──────── Task material

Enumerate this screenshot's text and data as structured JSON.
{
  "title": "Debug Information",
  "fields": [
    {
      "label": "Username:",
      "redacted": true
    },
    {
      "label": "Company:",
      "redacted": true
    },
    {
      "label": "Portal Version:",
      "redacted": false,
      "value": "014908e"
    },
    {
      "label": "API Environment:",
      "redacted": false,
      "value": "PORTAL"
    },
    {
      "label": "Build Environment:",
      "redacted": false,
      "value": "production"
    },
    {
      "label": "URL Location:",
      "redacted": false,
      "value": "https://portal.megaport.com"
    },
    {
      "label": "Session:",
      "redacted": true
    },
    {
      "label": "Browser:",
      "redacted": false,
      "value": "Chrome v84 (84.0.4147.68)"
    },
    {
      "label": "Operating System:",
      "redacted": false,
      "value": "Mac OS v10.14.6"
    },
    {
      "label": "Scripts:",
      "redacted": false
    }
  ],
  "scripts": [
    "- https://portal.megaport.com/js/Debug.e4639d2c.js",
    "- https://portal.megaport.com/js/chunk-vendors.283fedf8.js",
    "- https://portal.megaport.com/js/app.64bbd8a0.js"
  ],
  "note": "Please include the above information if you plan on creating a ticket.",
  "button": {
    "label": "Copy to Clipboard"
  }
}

────────────────

• Problem to solve
Take the entries and copy them out exactly.

• Written reply
Enumerate this screenshot's text and data as structured JSON.
{
  "title": "Debug Information",
  "fields": [
    {
      "label": "Username:",
      "redacted": true
    },
    {
      "label": "Company:",
      "redacted": true
    },
    {
      "label": "Portal Version:",
      "redacted": false,
      "value": "014908e"
    },
    {
      "label": "API Environment:",
      "redacted": false,
      "value": "PORTAL"
    },
    {
      "label": "Build Environment:",
      "redacted": false,
      "value": "production"
    },
    {
      "label": "URL Location:",
      "redacted": false,
      "value": "https://portal.megaport.com"
    },
    {
      "label": "Session:",
      "redacted": true
    },
    {
      "label": "Browser:",
      "redacted": false,
      "value": "Chrome v84 (84.0.4147.68)"
    },
    {
      "label": "Operating System:",
      "redacted": false,
      "value": "Mac OS v10.14.6"
    },
    {
      "label": "Scripts:",
      "redacted": false
    }
  ],
  "scripts": [
    "- https://portal.megaport.com/js/Debug.e4639d2c.js",
    "- https://portal.megaport.com/js/chunk-vendors.283fedf8.js",
    "- https://portal.megaport.com/js/app.64bbd8a0.js"
  ],
  "note": "Please include the above information if you plan on creating a ticket.",
  "button": {
    "label": "Copy to Clipboard"
  }
}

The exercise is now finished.